_Exercise_
Transcribe all the records exactly and omit any images they hold.

#### Listed entries ####

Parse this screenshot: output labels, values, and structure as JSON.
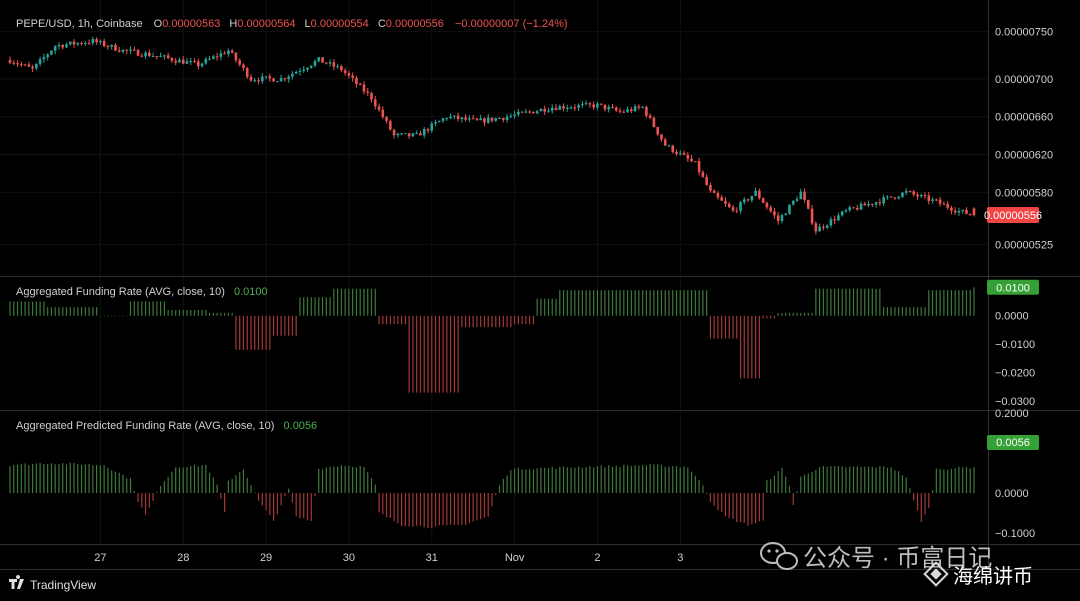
{
  "colors": {
    "up": "#26a69a",
    "down": "#ef5350",
    "up_bar": "#3e7a3a",
    "down_bar": "#a33a38",
    "text": "#c8c8c8",
    "badge_price": "#f04545",
    "badge_green": "#35a035"
  },
  "chart_data": [
    {
      "type": "candlestick",
      "symbol_line": "PEPE/USD, 1h, Coinbase",
      "ohlc": {
        "o_label": "O",
        "o": "0.00000563",
        "h_label": "H",
        "h": "0.00000564",
        "l_label": "L",
        "l": "0.00000554",
        "c_label": "C",
        "c": "0.00000556",
        "change": "−0.00000007 (−1.24%)"
      },
      "ylim": [
        5e-06,
        7.75e-06
      ],
      "ytick_values": [
        7.5e-06,
        7e-06,
        6.6e-06,
        6.2e-06,
        5.8e-06,
        5.25e-06
      ],
      "ytick_labels": [
        "0.00000750",
        "0.00000700",
        "0.00000660",
        "0.00000620",
        "0.00000580",
        "0.00000525"
      ],
      "last_price_value": 5.56e-06,
      "last_price_label": "0.00000556",
      "anchors": [
        [
          0,
          7.2e-06
        ],
        [
          6,
          7.1e-06
        ],
        [
          12,
          7.35e-06
        ],
        [
          22,
          7.4e-06
        ],
        [
          30,
          7.3e-06
        ],
        [
          38,
          7.25e-06
        ],
        [
          50,
          7.15e-06
        ],
        [
          58,
          7.3e-06
        ],
        [
          64,
          7e-06
        ],
        [
          72,
          7e-06
        ],
        [
          82,
          7.2e-06
        ],
        [
          88,
          7.1e-06
        ],
        [
          96,
          6.8e-06
        ],
        [
          102,
          6.4e-06
        ],
        [
          108,
          6.4e-06
        ],
        [
          116,
          6.6e-06
        ],
        [
          124,
          6.55e-06
        ],
        [
          132,
          6.6e-06
        ],
        [
          144,
          6.7e-06
        ],
        [
          156,
          6.72e-06
        ],
        [
          162,
          6.65e-06
        ],
        [
          168,
          6.7e-06
        ],
        [
          174,
          6.3e-06
        ],
        [
          182,
          6.1e-06
        ],
        [
          186,
          5.8e-06
        ],
        [
          192,
          5.6e-06
        ],
        [
          198,
          5.8e-06
        ],
        [
          204,
          5.5e-06
        ],
        [
          210,
          5.8e-06
        ],
        [
          214,
          5.4e-06
        ],
        [
          222,
          5.6e-06
        ],
        [
          230,
          5.7e-06
        ],
        [
          238,
          5.8e-06
        ],
        [
          246,
          5.7e-06
        ],
        [
          252,
          5.6e-06
        ],
        [
          256,
          5.56e-06
        ]
      ]
    },
    {
      "type": "bar",
      "title": "Aggregated Funding Rate (AVG, close, 10)",
      "current_value": "0.0100",
      "ylim": [
        -0.031,
        0.0115
      ],
      "ytick_values": [
        0.01,
        0.0,
        -0.01,
        -0.02,
        -0.03
      ],
      "ytick_labels": [
        "0.0100",
        "0.0000",
        "−0.0100",
        "−0.0200",
        "−0.0300"
      ],
      "segments": [
        [
          0,
          10,
          0.005
        ],
        [
          10,
          24,
          0.003
        ],
        [
          24,
          32,
          0.0
        ],
        [
          32,
          42,
          0.005
        ],
        [
          42,
          53,
          0.002
        ],
        [
          53,
          60,
          0.001
        ],
        [
          60,
          70,
          -0.012
        ],
        [
          70,
          77,
          -0.007
        ],
        [
          77,
          86,
          0.0065
        ],
        [
          86,
          98,
          0.0095
        ],
        [
          98,
          106,
          -0.003
        ],
        [
          106,
          120,
          -0.027
        ],
        [
          120,
          134,
          -0.004
        ],
        [
          134,
          140,
          -0.003
        ],
        [
          140,
          146,
          0.006
        ],
        [
          146,
          170,
          0.009
        ],
        [
          170,
          186,
          0.009
        ],
        [
          186,
          194,
          -0.008
        ],
        [
          194,
          200,
          -0.022
        ],
        [
          200,
          204,
          -0.001
        ],
        [
          204,
          214,
          0.001
        ],
        [
          214,
          232,
          0.0095
        ],
        [
          232,
          238,
          0.003
        ],
        [
          238,
          244,
          0.003
        ],
        [
          244,
          256,
          0.009
        ]
      ]
    },
    {
      "type": "bar",
      "title": "Aggregated Predicted Funding Rate (AVG, close, 10)",
      "current_value": "0.0056",
      "ylim": [
        -0.12,
        0.2
      ],
      "ytick_values": [
        0.2,
        0.0,
        -0.1
      ],
      "ytick_labels": [
        "0.2000",
        "0.0000",
        "−0.1000"
      ],
      "curve": [
        [
          0,
          0.07
        ],
        [
          10,
          0.075
        ],
        [
          25,
          0.07
        ],
        [
          32,
          0.035
        ],
        [
          34,
          -0.02
        ],
        [
          36,
          -0.055
        ],
        [
          38,
          -0.02
        ],
        [
          40,
          0.02
        ],
        [
          44,
          0.065
        ],
        [
          52,
          0.07
        ],
        [
          55,
          0.02
        ],
        [
          57,
          -0.05
        ],
        [
          58,
          0.03
        ],
        [
          62,
          0.06
        ],
        [
          66,
          -0.02
        ],
        [
          70,
          -0.07
        ],
        [
          74,
          0.01
        ],
        [
          76,
          -0.06
        ],
        [
          80,
          -0.07
        ],
        [
          82,
          0.06
        ],
        [
          88,
          0.07
        ],
        [
          94,
          0.065
        ],
        [
          97,
          0.02
        ],
        [
          98,
          -0.05
        ],
        [
          104,
          -0.08
        ],
        [
          112,
          -0.085
        ],
        [
          120,
          -0.08
        ],
        [
          127,
          -0.06
        ],
        [
          130,
          0.02
        ],
        [
          133,
          0.06
        ],
        [
          150,
          0.065
        ],
        [
          170,
          0.07
        ],
        [
          180,
          0.065
        ],
        [
          184,
          0.02
        ],
        [
          186,
          -0.02
        ],
        [
          190,
          -0.06
        ],
        [
          196,
          -0.08
        ],
        [
          200,
          -0.07
        ],
        [
          201,
          0.03
        ],
        [
          205,
          0.06
        ],
        [
          207,
          0.02
        ],
        [
          208,
          -0.03
        ],
        [
          210,
          0.04
        ],
        [
          215,
          0.065
        ],
        [
          234,
          0.065
        ],
        [
          238,
          0.04
        ],
        [
          240,
          -0.02
        ],
        [
          242,
          -0.07
        ],
        [
          244,
          -0.04
        ],
        [
          246,
          0.06
        ],
        [
          256,
          0.065
        ]
      ]
    }
  ],
  "x_axis": {
    "n_bars": 257,
    "ticks": [
      {
        "label": "27",
        "bar": 24
      },
      {
        "label": "28",
        "bar": 46
      },
      {
        "label": "29",
        "bar": 68
      },
      {
        "label": "30",
        "bar": 90
      },
      {
        "label": "31",
        "bar": 112
      },
      {
        "label": "Nov",
        "bar": 134
      },
      {
        "label": "2",
        "bar": 156
      },
      {
        "label": "3",
        "bar": 178
      }
    ]
  },
  "brand": "TradingView",
  "watermark": {
    "text1": "公众号 · 币富日记",
    "text2": "海绵讲币"
  }
}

####

_Solution to the exercise_
Parse this screenshot: output labels, values, and structure as JSON.
{
  "colors": {
    "up": "#26a69a",
    "down": "#ef5350",
    "up_bar": "#3e7a3a",
    "down_bar": "#a33a38",
    "text": "#c8c8c8",
    "badge_price": "#f04545",
    "badge_green": "#35a035"
  },
  "chart_data": [
    {
      "type": "candlestick",
      "symbol_line": "PEPE/USD, 1h, Coinbase",
      "ohlc": {
        "o_label": "O",
        "o": "0.00000563",
        "h_label": "H",
        "h": "0.00000564",
        "l_label": "L",
        "l": "0.00000554",
        "c_label": "C",
        "c": "0.00000556",
        "change": "−0.00000007 (−1.24%)"
      },
      "ylim": [
        5e-06,
        7.75e-06
      ],
      "ytick_values": [
        7.5e-06,
        7e-06,
        6.6e-06,
        6.2e-06,
        5.8e-06,
        5.25e-06
      ],
      "ytick_labels": [
        "0.00000750",
        "0.00000700",
        "0.00000660",
        "0.00000620",
        "0.00000580",
        "0.00000525"
      ],
      "last_price_value": 5.56e-06,
      "last_price_label": "0.00000556",
      "anchors": [
        [
          0,
          7.2e-06
        ],
        [
          6,
          7.1e-06
        ],
        [
          12,
          7.35e-06
        ],
        [
          22,
          7.4e-06
        ],
        [
          30,
          7.3e-06
        ],
        [
          38,
          7.25e-06
        ],
        [
          50,
          7.15e-06
        ],
        [
          58,
          7.3e-06
        ],
        [
          64,
          7e-06
        ],
        [
          72,
          7e-06
        ],
        [
          82,
          7.2e-06
        ],
        [
          88,
          7.1e-06
        ],
        [
          96,
          6.8e-06
        ],
        [
          102,
          6.4e-06
        ],
        [
          108,
          6.4e-06
        ],
        [
          116,
          6.6e-06
        ],
        [
          124,
          6.55e-06
        ],
        [
          132,
          6.6e-06
        ],
        [
          144,
          6.7e-06
        ],
        [
          156,
          6.72e-06
        ],
        [
          162,
          6.65e-06
        ],
        [
          168,
          6.7e-06
        ],
        [
          174,
          6.3e-06
        ],
        [
          182,
          6.1e-06
        ],
        [
          186,
          5.8e-06
        ],
        [
          192,
          5.6e-06
        ],
        [
          198,
          5.8e-06
        ],
        [
          204,
          5.5e-06
        ],
        [
          210,
          5.8e-06
        ],
        [
          214,
          5.4e-06
        ],
        [
          222,
          5.6e-06
        ],
        [
          230,
          5.7e-06
        ],
        [
          238,
          5.8e-06
        ],
        [
          246,
          5.7e-06
        ],
        [
          252,
          5.6e-06
        ],
        [
          256,
          5.56e-06
        ]
      ]
    },
    {
      "type": "bar",
      "title": "Aggregated Funding Rate (AVG, close, 10)",
      "current_value": "0.0100",
      "ylim": [
        -0.031,
        0.0115
      ],
      "ytick_values": [
        0.01,
        0.0,
        -0.01,
        -0.02,
        -0.03
      ],
      "ytick_labels": [
        "0.0100",
        "0.0000",
        "−0.0100",
        "−0.0200",
        "−0.0300"
      ],
      "segments": [
        [
          0,
          10,
          0.005
        ],
        [
          10,
          24,
          0.003
        ],
        [
          24,
          32,
          0.0
        ],
        [
          32,
          42,
          0.005
        ],
        [
          42,
          53,
          0.002
        ],
        [
          53,
          60,
          0.001
        ],
        [
          60,
          70,
          -0.012
        ],
        [
          70,
          77,
          -0.007
        ],
        [
          77,
          86,
          0.0065
        ],
        [
          86,
          98,
          0.0095
        ],
        [
          98,
          106,
          -0.003
        ],
        [
          106,
          120,
          -0.027
        ],
        [
          120,
          134,
          -0.004
        ],
        [
          134,
          140,
          -0.003
        ],
        [
          140,
          146,
          0.006
        ],
        [
          146,
          170,
          0.009
        ],
        [
          170,
          186,
          0.009
        ],
        [
          186,
          194,
          -0.008
        ],
        [
          194,
          200,
          -0.022
        ],
        [
          200,
          204,
          -0.001
        ],
        [
          204,
          214,
          0.001
        ],
        [
          214,
          232,
          0.0095
        ],
        [
          232,
          238,
          0.003
        ],
        [
          238,
          244,
          0.003
        ],
        [
          244,
          256,
          0.009
        ]
      ]
    },
    {
      "type": "bar",
      "title": "Aggregated Predicted Funding Rate (AVG, close, 10)",
      "current_value": "0.0056",
      "ylim": [
        -0.12,
        0.2
      ],
      "ytick_values": [
        0.2,
        0.0,
        -0.1
      ],
      "ytick_labels": [
        "0.2000",
        "0.0000",
        "−0.1000"
      ],
      "curve": [
        [
          0,
          0.07
        ],
        [
          10,
          0.075
        ],
        [
          25,
          0.07
        ],
        [
          32,
          0.035
        ],
        [
          34,
          -0.02
        ],
        [
          36,
          -0.055
        ],
        [
          38,
          -0.02
        ],
        [
          40,
          0.02
        ],
        [
          44,
          0.065
        ],
        [
          52,
          0.07
        ],
        [
          55,
          0.02
        ],
        [
          57,
          -0.05
        ],
        [
          58,
          0.03
        ],
        [
          62,
          0.06
        ],
        [
          66,
          -0.02
        ],
        [
          70,
          -0.07
        ],
        [
          74,
          0.01
        ],
        [
          76,
          -0.06
        ],
        [
          80,
          -0.07
        ],
        [
          82,
          0.06
        ],
        [
          88,
          0.07
        ],
        [
          94,
          0.065
        ],
        [
          97,
          0.02
        ],
        [
          98,
          -0.05
        ],
        [
          104,
          -0.08
        ],
        [
          112,
          -0.085
        ],
        [
          120,
          -0.08
        ],
        [
          127,
          -0.06
        ],
        [
          130,
          0.02
        ],
        [
          133,
          0.06
        ],
        [
          150,
          0.065
        ],
        [
          170,
          0.07
        ],
        [
          180,
          0.065
        ],
        [
          184,
          0.02
        ],
        [
          186,
          -0.02
        ],
        [
          190,
          -0.06
        ],
        [
          196,
          -0.08
        ],
        [
          200,
          -0.07
        ],
        [
          201,
          0.03
        ],
        [
          205,
          0.06
        ],
        [
          207,
          0.02
        ],
        [
          208,
          -0.03
        ],
        [
          210,
          0.04
        ],
        [
          215,
          0.065
        ],
        [
          234,
          0.065
        ],
        [
          238,
          0.04
        ],
        [
          240,
          -0.02
        ],
        [
          242,
          -0.07
        ],
        [
          244,
          -0.04
        ],
        [
          246,
          0.06
        ],
        [
          256,
          0.065
        ]
      ]
    }
  ],
  "x_axis": {
    "n_bars": 257,
    "ticks": [
      {
        "label": "27",
        "bar": 24
      },
      {
        "label": "28",
        "bar": 46
      },
      {
        "label": "29",
        "bar": 68
      },
      {
        "label": "30",
        "bar": 90
      },
      {
        "label": "31",
        "bar": 112
      },
      {
        "label": "Nov",
        "bar": 134
      },
      {
        "label": "2",
        "bar": 156
      },
      {
        "label": "3",
        "bar": 178
      }
    ]
  },
  "brand": "TradingView",
  "watermark": {
    "text1": "公众号 · 币富日记",
    "text2": "海绵讲币"
  }
}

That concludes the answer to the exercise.